# [Extracted material]
━━━━━━━━━━━━━━━━━━━━━━━━━━━━━━
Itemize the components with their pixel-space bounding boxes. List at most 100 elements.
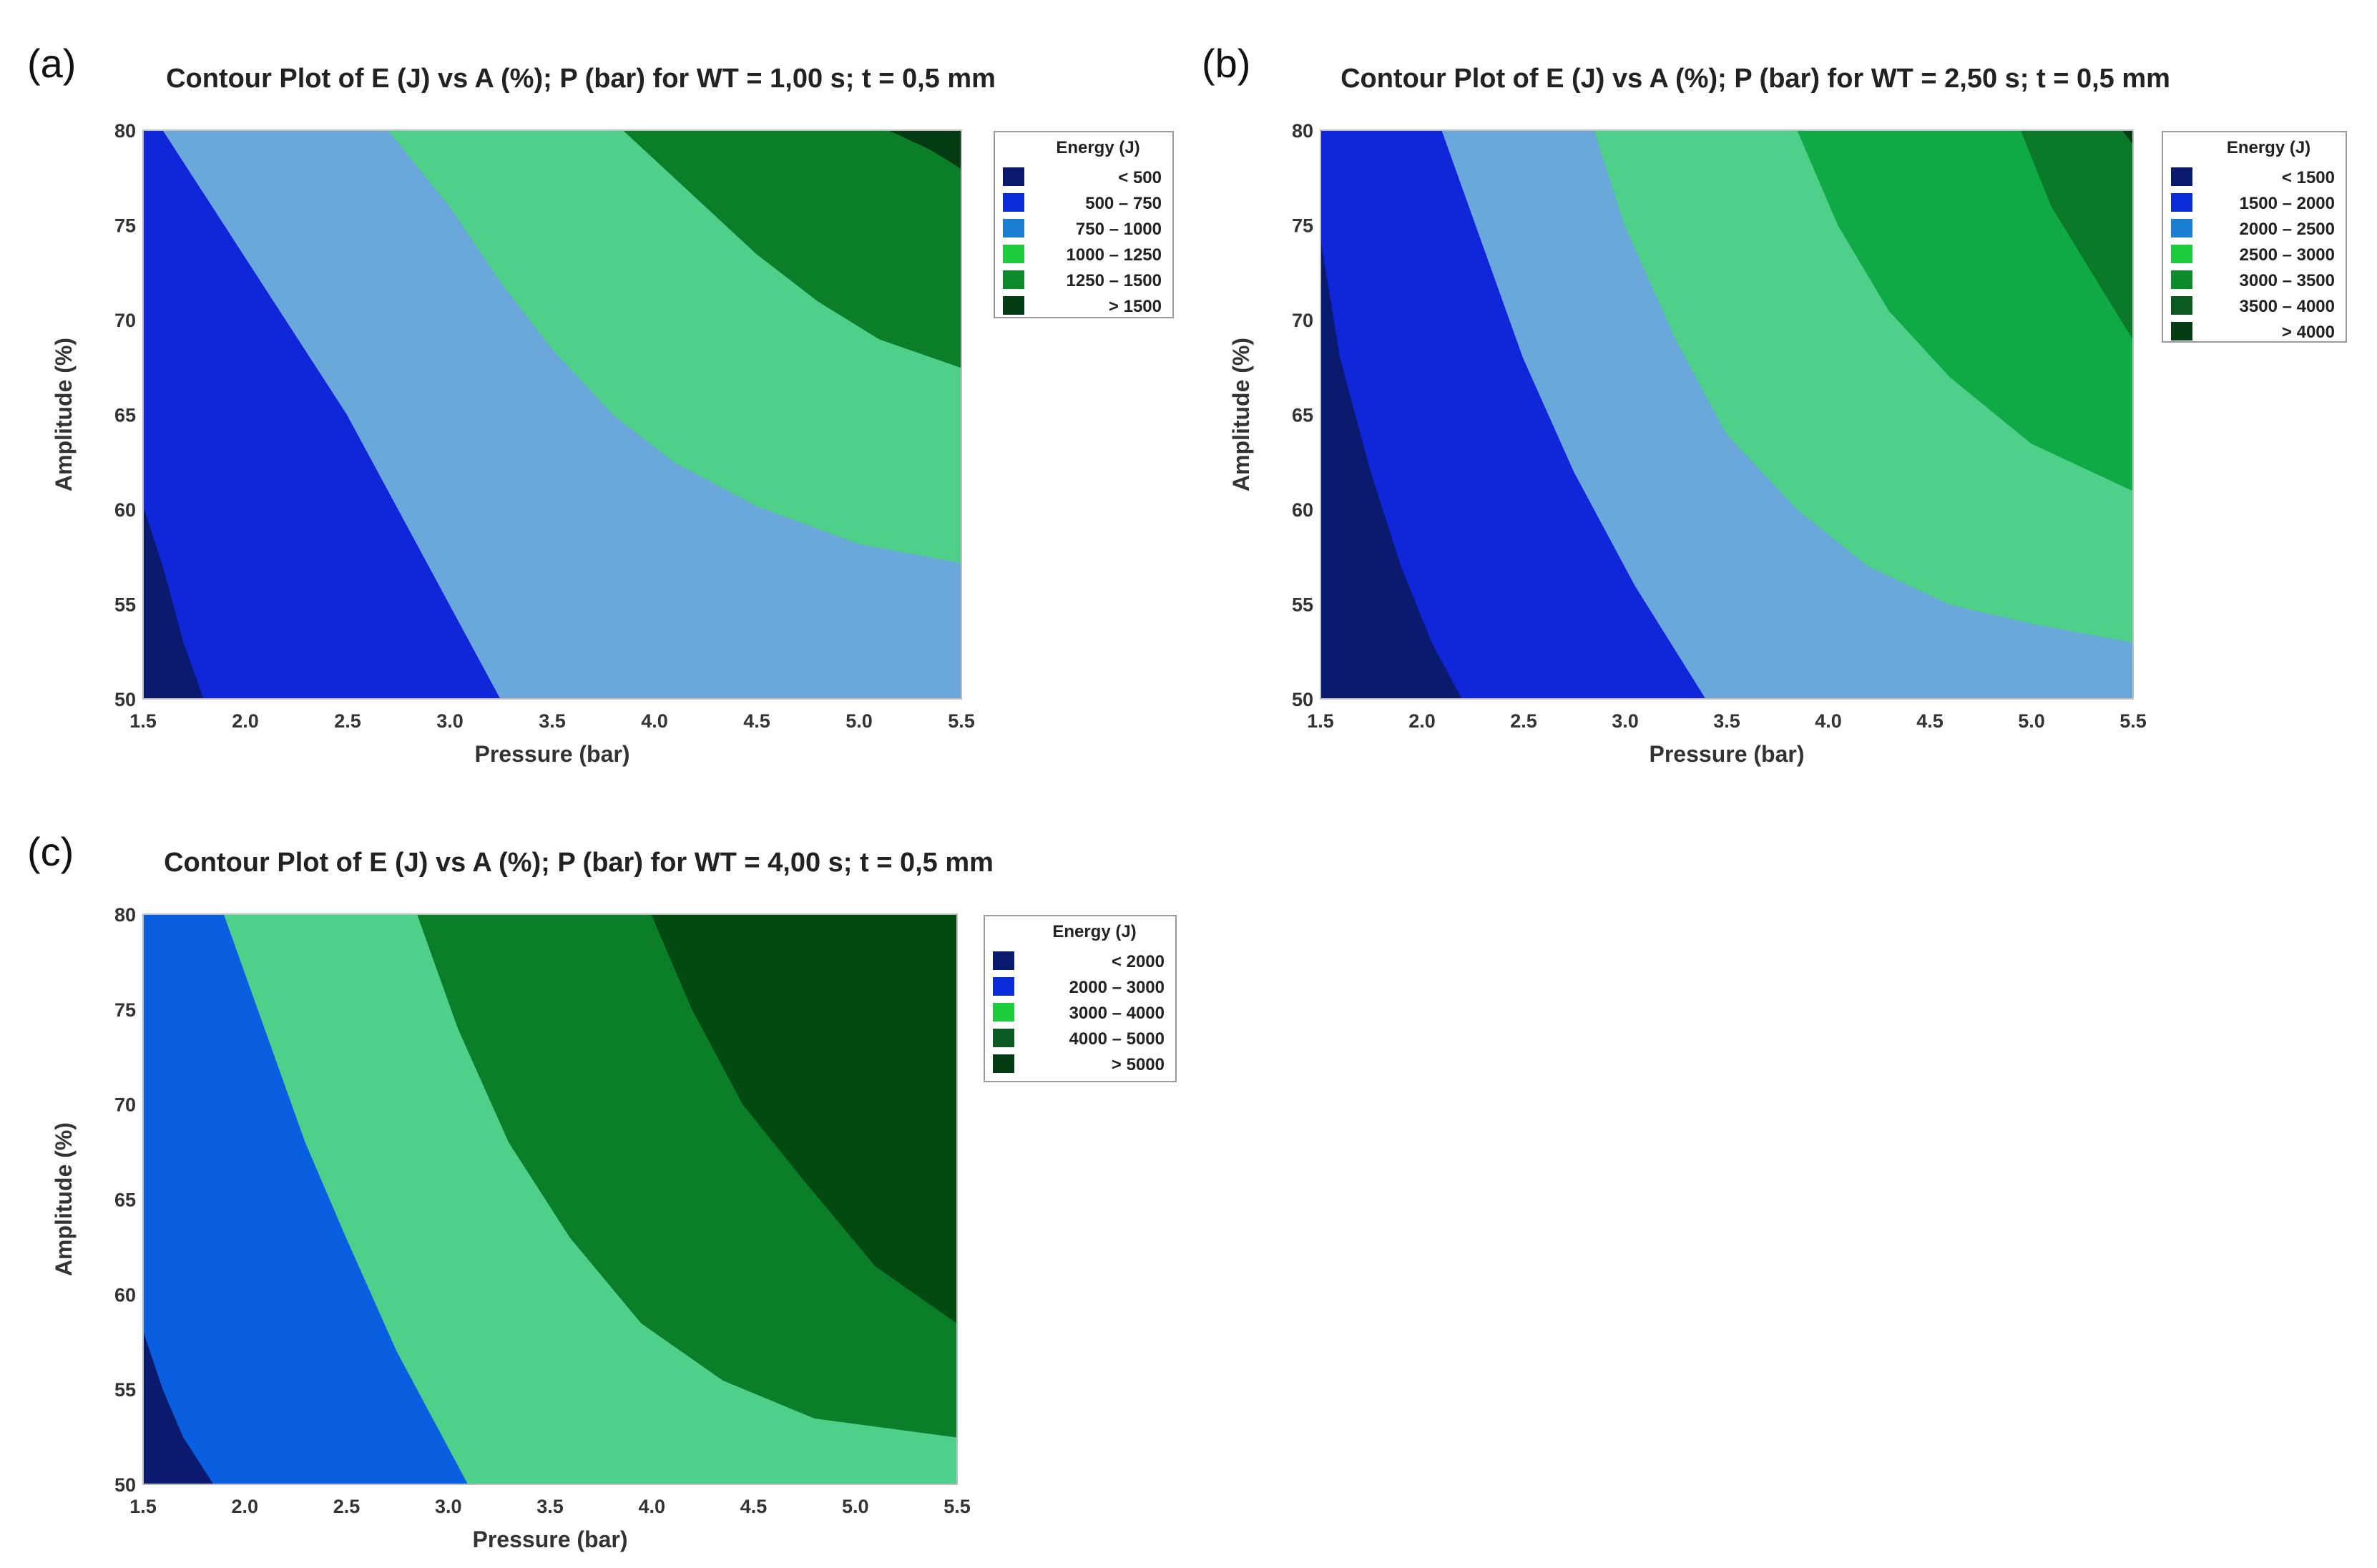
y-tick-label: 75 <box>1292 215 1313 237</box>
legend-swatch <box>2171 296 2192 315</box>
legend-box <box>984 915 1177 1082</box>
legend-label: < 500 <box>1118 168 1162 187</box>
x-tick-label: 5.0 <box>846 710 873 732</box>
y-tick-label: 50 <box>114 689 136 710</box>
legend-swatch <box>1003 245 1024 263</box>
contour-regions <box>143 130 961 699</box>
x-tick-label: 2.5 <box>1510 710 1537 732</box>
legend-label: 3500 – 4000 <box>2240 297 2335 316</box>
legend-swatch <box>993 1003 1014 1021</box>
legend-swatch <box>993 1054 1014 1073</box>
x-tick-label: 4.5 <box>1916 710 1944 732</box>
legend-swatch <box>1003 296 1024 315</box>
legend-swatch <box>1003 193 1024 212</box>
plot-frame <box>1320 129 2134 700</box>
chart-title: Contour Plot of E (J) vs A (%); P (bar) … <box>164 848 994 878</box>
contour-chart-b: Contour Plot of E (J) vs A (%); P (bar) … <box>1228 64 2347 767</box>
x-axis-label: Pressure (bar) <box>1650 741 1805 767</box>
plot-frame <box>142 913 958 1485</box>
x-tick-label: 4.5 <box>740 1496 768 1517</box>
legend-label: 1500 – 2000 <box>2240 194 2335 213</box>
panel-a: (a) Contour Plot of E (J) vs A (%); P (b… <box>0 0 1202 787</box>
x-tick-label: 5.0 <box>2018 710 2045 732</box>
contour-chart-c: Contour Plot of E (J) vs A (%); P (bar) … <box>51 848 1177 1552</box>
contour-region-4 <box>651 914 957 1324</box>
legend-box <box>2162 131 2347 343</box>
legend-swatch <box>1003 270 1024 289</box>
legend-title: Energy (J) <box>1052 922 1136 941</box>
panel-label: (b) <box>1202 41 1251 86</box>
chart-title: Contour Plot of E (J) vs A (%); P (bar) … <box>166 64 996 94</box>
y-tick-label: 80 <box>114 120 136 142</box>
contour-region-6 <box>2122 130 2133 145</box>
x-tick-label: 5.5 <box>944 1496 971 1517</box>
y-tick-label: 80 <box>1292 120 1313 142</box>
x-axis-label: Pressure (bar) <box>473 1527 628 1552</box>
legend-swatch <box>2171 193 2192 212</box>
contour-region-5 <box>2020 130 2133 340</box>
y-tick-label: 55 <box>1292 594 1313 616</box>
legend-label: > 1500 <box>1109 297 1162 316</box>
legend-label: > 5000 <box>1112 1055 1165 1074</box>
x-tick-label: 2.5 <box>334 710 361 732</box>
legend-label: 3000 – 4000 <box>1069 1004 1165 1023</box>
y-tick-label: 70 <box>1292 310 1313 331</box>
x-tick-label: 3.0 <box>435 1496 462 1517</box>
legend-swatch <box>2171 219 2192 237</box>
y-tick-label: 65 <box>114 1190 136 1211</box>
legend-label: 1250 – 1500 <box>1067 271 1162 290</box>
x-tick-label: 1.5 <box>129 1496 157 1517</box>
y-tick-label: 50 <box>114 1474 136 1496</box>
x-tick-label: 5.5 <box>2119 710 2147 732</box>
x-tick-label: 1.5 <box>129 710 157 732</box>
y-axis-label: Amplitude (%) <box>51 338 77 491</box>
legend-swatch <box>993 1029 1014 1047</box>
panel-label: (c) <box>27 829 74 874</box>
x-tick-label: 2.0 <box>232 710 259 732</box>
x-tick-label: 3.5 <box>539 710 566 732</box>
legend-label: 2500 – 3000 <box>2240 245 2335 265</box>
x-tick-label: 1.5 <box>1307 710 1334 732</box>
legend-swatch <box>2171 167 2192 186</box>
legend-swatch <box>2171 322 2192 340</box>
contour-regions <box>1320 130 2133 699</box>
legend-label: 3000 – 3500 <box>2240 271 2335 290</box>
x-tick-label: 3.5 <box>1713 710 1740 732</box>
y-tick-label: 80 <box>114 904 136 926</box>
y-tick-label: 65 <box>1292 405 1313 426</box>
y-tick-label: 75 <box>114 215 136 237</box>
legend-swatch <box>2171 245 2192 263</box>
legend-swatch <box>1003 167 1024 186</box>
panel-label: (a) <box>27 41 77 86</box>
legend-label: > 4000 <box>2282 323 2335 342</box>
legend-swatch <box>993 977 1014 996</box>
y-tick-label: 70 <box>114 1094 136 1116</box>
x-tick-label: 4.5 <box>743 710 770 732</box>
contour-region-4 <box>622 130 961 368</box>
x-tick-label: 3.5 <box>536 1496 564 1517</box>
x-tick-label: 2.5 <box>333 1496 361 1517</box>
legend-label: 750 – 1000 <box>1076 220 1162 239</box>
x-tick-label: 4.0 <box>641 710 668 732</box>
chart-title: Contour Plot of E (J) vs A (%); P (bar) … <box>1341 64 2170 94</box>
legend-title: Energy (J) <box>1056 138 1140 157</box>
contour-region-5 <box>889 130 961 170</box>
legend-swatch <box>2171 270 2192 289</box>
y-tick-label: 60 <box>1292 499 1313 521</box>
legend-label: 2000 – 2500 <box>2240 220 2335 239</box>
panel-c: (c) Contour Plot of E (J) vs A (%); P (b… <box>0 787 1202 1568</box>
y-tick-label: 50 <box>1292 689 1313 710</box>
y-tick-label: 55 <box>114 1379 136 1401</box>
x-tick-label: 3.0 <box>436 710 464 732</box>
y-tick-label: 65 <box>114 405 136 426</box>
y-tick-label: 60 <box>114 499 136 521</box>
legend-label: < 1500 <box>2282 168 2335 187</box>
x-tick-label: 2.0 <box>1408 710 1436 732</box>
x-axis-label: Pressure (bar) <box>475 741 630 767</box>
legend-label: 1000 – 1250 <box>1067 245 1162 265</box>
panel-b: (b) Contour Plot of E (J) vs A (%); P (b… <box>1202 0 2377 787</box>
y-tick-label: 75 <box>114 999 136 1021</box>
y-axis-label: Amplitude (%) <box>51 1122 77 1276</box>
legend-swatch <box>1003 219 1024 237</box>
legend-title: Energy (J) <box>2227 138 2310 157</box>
━━━━━━━━━━━━━━━━━━━━━━━━━━━━━━
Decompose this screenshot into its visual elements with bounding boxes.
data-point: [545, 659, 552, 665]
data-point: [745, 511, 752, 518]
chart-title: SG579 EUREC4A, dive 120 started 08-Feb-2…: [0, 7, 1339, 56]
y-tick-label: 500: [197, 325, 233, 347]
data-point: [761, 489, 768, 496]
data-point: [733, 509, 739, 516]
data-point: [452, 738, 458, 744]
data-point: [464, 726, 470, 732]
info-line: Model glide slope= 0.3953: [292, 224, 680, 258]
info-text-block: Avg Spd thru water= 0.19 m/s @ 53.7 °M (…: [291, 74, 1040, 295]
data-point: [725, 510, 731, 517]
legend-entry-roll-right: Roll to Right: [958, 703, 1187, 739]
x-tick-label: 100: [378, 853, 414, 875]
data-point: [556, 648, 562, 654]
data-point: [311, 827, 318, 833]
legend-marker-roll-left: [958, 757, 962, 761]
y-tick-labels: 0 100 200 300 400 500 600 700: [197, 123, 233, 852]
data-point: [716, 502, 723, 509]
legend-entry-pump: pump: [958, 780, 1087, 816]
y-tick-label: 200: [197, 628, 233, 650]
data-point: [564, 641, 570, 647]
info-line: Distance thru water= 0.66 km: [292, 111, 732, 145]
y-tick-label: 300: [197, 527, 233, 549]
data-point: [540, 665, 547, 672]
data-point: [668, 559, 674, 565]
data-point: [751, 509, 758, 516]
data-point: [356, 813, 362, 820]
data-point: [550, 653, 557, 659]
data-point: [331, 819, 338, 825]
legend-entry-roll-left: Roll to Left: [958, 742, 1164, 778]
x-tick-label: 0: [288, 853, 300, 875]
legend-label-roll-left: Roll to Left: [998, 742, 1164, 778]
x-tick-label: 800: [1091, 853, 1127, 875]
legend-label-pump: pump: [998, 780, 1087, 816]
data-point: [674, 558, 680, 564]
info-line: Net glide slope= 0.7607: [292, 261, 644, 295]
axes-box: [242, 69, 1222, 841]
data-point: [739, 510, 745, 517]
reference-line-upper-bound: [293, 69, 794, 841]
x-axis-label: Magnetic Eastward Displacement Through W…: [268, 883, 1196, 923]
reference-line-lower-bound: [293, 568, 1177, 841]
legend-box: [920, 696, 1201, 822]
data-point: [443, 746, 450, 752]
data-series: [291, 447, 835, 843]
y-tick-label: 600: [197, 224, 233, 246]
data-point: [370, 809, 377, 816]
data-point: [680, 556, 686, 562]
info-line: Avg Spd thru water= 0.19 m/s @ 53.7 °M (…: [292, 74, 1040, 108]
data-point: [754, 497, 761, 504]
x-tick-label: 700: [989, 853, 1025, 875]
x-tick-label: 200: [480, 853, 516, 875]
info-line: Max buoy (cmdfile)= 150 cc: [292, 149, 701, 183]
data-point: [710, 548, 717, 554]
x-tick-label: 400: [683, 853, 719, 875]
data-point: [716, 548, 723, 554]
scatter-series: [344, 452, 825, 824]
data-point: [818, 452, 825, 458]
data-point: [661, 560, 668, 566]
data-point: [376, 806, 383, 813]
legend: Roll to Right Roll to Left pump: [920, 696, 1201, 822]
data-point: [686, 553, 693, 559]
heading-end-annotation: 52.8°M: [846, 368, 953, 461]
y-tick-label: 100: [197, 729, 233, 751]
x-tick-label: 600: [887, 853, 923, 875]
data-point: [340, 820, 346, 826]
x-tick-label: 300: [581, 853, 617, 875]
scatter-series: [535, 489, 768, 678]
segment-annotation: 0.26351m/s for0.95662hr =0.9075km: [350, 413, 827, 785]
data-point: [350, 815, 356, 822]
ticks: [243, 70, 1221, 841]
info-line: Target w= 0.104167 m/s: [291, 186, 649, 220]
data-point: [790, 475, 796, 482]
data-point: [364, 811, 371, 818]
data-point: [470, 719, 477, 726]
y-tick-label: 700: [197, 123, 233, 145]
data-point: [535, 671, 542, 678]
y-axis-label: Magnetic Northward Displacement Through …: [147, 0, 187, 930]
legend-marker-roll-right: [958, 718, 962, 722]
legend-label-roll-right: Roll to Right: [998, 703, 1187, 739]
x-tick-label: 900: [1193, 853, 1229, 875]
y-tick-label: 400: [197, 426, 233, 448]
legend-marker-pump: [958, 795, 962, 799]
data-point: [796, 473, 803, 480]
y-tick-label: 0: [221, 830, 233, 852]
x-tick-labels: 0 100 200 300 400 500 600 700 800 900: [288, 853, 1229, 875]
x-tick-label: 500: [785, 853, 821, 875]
━━━━━━━━━━━━━━━━━━━━━━━━━━━━━━
# [Problem details]
Rewrite everything from the line containing "y-tick-label: 75 <box>1292 215 1313 237</box>" down to the line containing "x-tick-label: 5.5 <box>944", both included, as a numbered list with blank lines left out.

# [Reply]
1. y-tick-label: 75 <box>1292 215 1313 237</box>
2. legend-swatch <box>2171 296 2192 315</box>
3. legend-box <box>984 915 1177 1082</box>
4. legend-label: < 500 <box>1118 168 1162 187</box>
5. x-tick-label: 5.0 <box>846 710 873 732</box>
6. y-tick-label: 50 <box>114 689 136 710</box>
7. legend-swatch <box>1003 245 1024 263</box>
8. contour-regions <box>143 130 961 699</box>
9. x-tick-label: 2.5 <box>1510 710 1537 732</box>
10. legend-label: 3500 – 4000 <box>2240 297 2335 316</box>
11. legend-swatch <box>993 1003 1014 1021</box>
12. legend-swatch <box>993 1054 1014 1073</box>
13. x-tick-label: 4.5 <box>1916 710 1944 732</box>
14. legend-swatch <box>1003 296 1024 315</box>
15. legend-swatch <box>1003 193 1024 212</box>
16. plot-frame <box>1320 129 2134 700</box>
17. chart-title: Contour Plot of E (J) vs A (%); P (bar) … <box>164 848 994 878</box>
18. contour-chart-b: Contour Plot of E (J) vs A (%); P (bar) … <box>1228 64 2347 767</box>
19. x-axis-label: Pressure (bar) <box>1650 741 1805 767</box>
20. plot-frame <box>142 913 958 1485</box>
21. x-tick-label: 4.5 <box>740 1496 768 1517</box>
22. legend-label: 1500 – 2000 <box>2240 194 2335 213</box>
23. panel-a: (a) Contour Plot of E (J) vs A (%); P (b… <box>0 0 1202 787</box>
24. x-tick-label: 5.0 <box>2018 710 2045 732</box>
25. contour-chart-c: Contour Plot of E (J) vs A (%); P (bar) … <box>51 848 1177 1552</box>
26. contour-region-4 <box>651 914 957 1324</box>
27. legend-box <box>2162 131 2347 343</box>
28. legend-swatch <box>1003 270 1024 289</box>
29. legend-title: Energy (J) <box>1052 922 1136 941</box>
30. panel-label: (b) <box>1202 41 1251 86</box>
31. chart-title: Contour Plot of E (J) vs A (%); P (bar) … <box>166 64 996 94</box>
32. y-tick-label: 80 <box>114 120 136 142</box>
33. contour-region-6 <box>2122 130 2133 145</box>
34. x-tick-label: 5.5 <box>944 1496 971 1517</box>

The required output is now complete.